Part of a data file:
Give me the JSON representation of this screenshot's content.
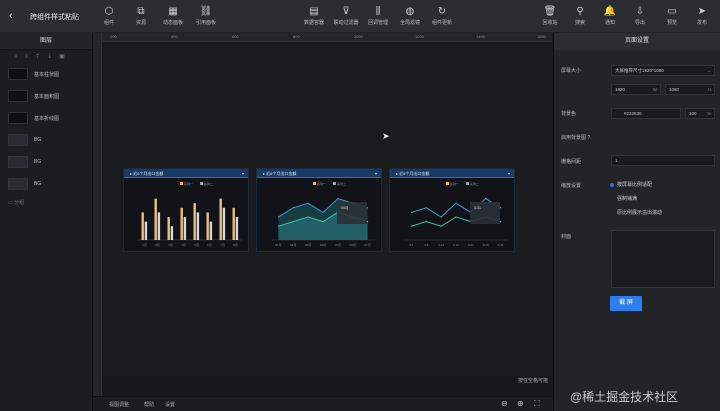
{
  "app": {
    "title": "跨组件样式粘贴"
  },
  "toolbar_left": [
    {
      "label": "组件",
      "icon": "cube-icon"
    },
    {
      "label": "资源",
      "icon": "layers-icon"
    },
    {
      "label": "动态面板",
      "icon": "grid-icon"
    },
    {
      "label": "引用面板",
      "icon": "link-icon"
    }
  ],
  "toolbar_center": [
    {
      "label": "数据容器",
      "icon": "database-icon"
    },
    {
      "label": "联动过滤器",
      "icon": "filter-icon"
    },
    {
      "label": "回调管理",
      "icon": "sliders-icon"
    },
    {
      "label": "全局滤镜",
      "icon": "palette-icon"
    },
    {
      "label": "组件更新",
      "icon": "refresh-icon"
    }
  ],
  "toolbar_right": [
    {
      "label": "回收站",
      "icon": "trash-icon"
    },
    {
      "label": "搜索",
      "icon": "search-icon"
    },
    {
      "label": "通知",
      "icon": "bell-icon"
    },
    {
      "label": "导出",
      "icon": "export-icon"
    },
    {
      "label": "预览",
      "icon": "preview-icon"
    },
    {
      "label": "发布",
      "icon": "send-icon"
    }
  ],
  "layers": {
    "title": "图层",
    "items": [
      {
        "label": "基本柱状图",
        "thumb": "bar"
      },
      {
        "label": "基本面积图",
        "thumb": "area"
      },
      {
        "label": "基本折线图",
        "thumb": "line"
      },
      {
        "label": "BG",
        "thumb": "bg"
      },
      {
        "label": "BG",
        "thumb": "bg"
      },
      {
        "label": "BG",
        "thumb": "bg"
      }
    ],
    "footer": "分组"
  },
  "ruler": [
    "200",
    "400",
    "600",
    "800",
    "1000",
    "1200",
    "1400",
    "1600",
    "1800"
  ],
  "canvas": {
    "hint": "按住空格可拖"
  },
  "bottombar": {
    "items": [
      "视图调整",
      "帮助",
      "设置"
    ],
    "zoom_icons": [
      "zoom-out-icon",
      "zoom-in-icon",
      "fit-screen-icon"
    ]
  },
  "charts": [
    {
      "title": "近6个月出口金额",
      "legend": [
        "系列一",
        "系列二"
      ]
    },
    {
      "title": "近6个月出口金额",
      "legend": [
        "系列一",
        "系列二"
      ],
      "tooltip": "06月"
    },
    {
      "title": "近6个月出口金额",
      "legend": [
        "系列一",
        "系列二"
      ],
      "tooltip": "3-31"
    }
  ],
  "chart_data": [
    {
      "type": "bar",
      "categories": [
        "1月",
        "2月",
        "3月",
        "4月",
        "5月",
        "6月",
        "7月",
        "8月"
      ],
      "series": [
        {
          "name": "系列一",
          "values": [
            6,
            9,
            5,
            7,
            8,
            6,
            9,
            7
          ]
        },
        {
          "name": "系列二",
          "values": [
            4,
            6,
            3,
            5,
            6,
            4,
            7,
            5
          ]
        }
      ],
      "ylim": [
        0,
        10
      ]
    },
    {
      "type": "area",
      "categories": [
        "01月",
        "02月",
        "03月",
        "04月",
        "05月",
        "06月",
        "07月"
      ],
      "series": [
        {
          "name": "系列一",
          "values": [
            5,
            7,
            8,
            6,
            9,
            8,
            7
          ]
        },
        {
          "name": "系列二",
          "values": [
            3,
            4,
            5,
            4,
            6,
            5,
            4
          ]
        }
      ],
      "ylim": [
        0,
        10
      ]
    },
    {
      "type": "line",
      "categories": [
        "3-1",
        "3-6",
        "3-11",
        "3-16",
        "3-21",
        "3-26",
        "3-31"
      ],
      "series": [
        {
          "name": "系列一",
          "values": [
            6,
            7,
            5,
            8,
            6,
            9,
            7
          ]
        },
        {
          "name": "系列二",
          "values": [
            3,
            4,
            3,
            5,
            4,
            5,
            4
          ]
        }
      ],
      "ylim": [
        0,
        10
      ]
    }
  ],
  "settings": {
    "title": "页面设置",
    "screen_size_label": "屏幕大小",
    "screen_size_value": "大屏推荐尺寸1920*1080",
    "width": "1920",
    "width_unit": "W",
    "height": "1080",
    "height_unit": "H",
    "bg_label": "背景色",
    "bg_value": "#232630",
    "bg_opacity": "100",
    "bg_opacity_unit": "%",
    "bg_image_label": "启用背景图",
    "grid_label": "栅格间距",
    "grid_value": "1",
    "scale_label": "缩放设置",
    "scale_options": [
      "按屏幕比例适配",
      "强制铺满",
      "原比例展示溢出滚动"
    ],
    "cover_label": "封面",
    "save_label": "截 屏"
  },
  "watermark": "@稀土掘金技术社区"
}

• Work required: Leave out the pictures and retype every line above exactly.

• Answer:
Give me the JSON representation of this screenshot's content.
{
  "app": {
    "title": "跨组件样式粘贴"
  },
  "toolbar_left": [
    {
      "label": "组件",
      "icon": "cube-icon"
    },
    {
      "label": "资源",
      "icon": "layers-icon"
    },
    {
      "label": "动态面板",
      "icon": "grid-icon"
    },
    {
      "label": "引用面板",
      "icon": "link-icon"
    }
  ],
  "toolbar_center": [
    {
      "label": "数据容器",
      "icon": "database-icon"
    },
    {
      "label": "联动过滤器",
      "icon": "filter-icon"
    },
    {
      "label": "回调管理",
      "icon": "sliders-icon"
    },
    {
      "label": "全局滤镜",
      "icon": "palette-icon"
    },
    {
      "label": "组件更新",
      "icon": "refresh-icon"
    }
  ],
  "toolbar_right": [
    {
      "label": "回收站",
      "icon": "trash-icon"
    },
    {
      "label": "搜索",
      "icon": "search-icon"
    },
    {
      "label": "通知",
      "icon": "bell-icon"
    },
    {
      "label": "导出",
      "icon": "export-icon"
    },
    {
      "label": "预览",
      "icon": "preview-icon"
    },
    {
      "label": "发布",
      "icon": "send-icon"
    }
  ],
  "layers": {
    "title": "图层",
    "items": [
      {
        "label": "基本柱状图",
        "thumb": "bar"
      },
      {
        "label": "基本面积图",
        "thumb": "area"
      },
      {
        "label": "基本折线图",
        "thumb": "line"
      },
      {
        "label": "BG",
        "thumb": "bg"
      },
      {
        "label": "BG",
        "thumb": "bg"
      },
      {
        "label": "BG",
        "thumb": "bg"
      }
    ],
    "footer": "分组"
  },
  "ruler": [
    "200",
    "400",
    "600",
    "800",
    "1000",
    "1200",
    "1400",
    "1600",
    "1800"
  ],
  "canvas": {
    "hint": "按住空格可拖"
  },
  "bottombar": {
    "items": [
      "视图调整",
      "帮助",
      "设置"
    ],
    "zoom_icons": [
      "zoom-out-icon",
      "zoom-in-icon",
      "fit-screen-icon"
    ]
  },
  "charts": [
    {
      "title": "近6个月出口金额",
      "legend": [
        "系列一",
        "系列二"
      ]
    },
    {
      "title": "近6个月出口金额",
      "legend": [
        "系列一",
        "系列二"
      ],
      "tooltip": "06月"
    },
    {
      "title": "近6个月出口金额",
      "legend": [
        "系列一",
        "系列二"
      ],
      "tooltip": "3-31"
    }
  ],
  "chart_data": [
    {
      "type": "bar",
      "categories": [
        "1月",
        "2月",
        "3月",
        "4月",
        "5月",
        "6月",
        "7月",
        "8月"
      ],
      "series": [
        {
          "name": "系列一",
          "values": [
            6,
            9,
            5,
            7,
            8,
            6,
            9,
            7
          ]
        },
        {
          "name": "系列二",
          "values": [
            4,
            6,
            3,
            5,
            6,
            4,
            7,
            5
          ]
        }
      ],
      "ylim": [
        0,
        10
      ]
    },
    {
      "type": "area",
      "categories": [
        "01月",
        "02月",
        "03月",
        "04月",
        "05月",
        "06月",
        "07月"
      ],
      "series": [
        {
          "name": "系列一",
          "values": [
            5,
            7,
            8,
            6,
            9,
            8,
            7
          ]
        },
        {
          "name": "系列二",
          "values": [
            3,
            4,
            5,
            4,
            6,
            5,
            4
          ]
        }
      ],
      "ylim": [
        0,
        10
      ]
    },
    {
      "type": "line",
      "categories": [
        "3-1",
        "3-6",
        "3-11",
        "3-16",
        "3-21",
        "3-26",
        "3-31"
      ],
      "series": [
        {
          "name": "系列一",
          "values": [
            6,
            7,
            5,
            8,
            6,
            9,
            7
          ]
        },
        {
          "name": "系列二",
          "values": [
            3,
            4,
            3,
            5,
            4,
            5,
            4
          ]
        }
      ],
      "ylim": [
        0,
        10
      ]
    }
  ],
  "settings": {
    "title": "页面设置",
    "screen_size_label": "屏幕大小",
    "screen_size_value": "大屏推荐尺寸1920*1080",
    "width": "1920",
    "width_unit": "W",
    "height": "1080",
    "height_unit": "H",
    "bg_label": "背景色",
    "bg_value": "#232630",
    "bg_opacity": "100",
    "bg_opacity_unit": "%",
    "bg_image_label": "启用背景图",
    "grid_label": "栅格间距",
    "grid_value": "1",
    "scale_label": "缩放设置",
    "scale_options": [
      "按屏幕比例适配",
      "强制铺满",
      "原比例展示溢出滚动"
    ],
    "cover_label": "封面",
    "save_label": "截 屏"
  },
  "watermark": "@稀土掘金技术社区"
}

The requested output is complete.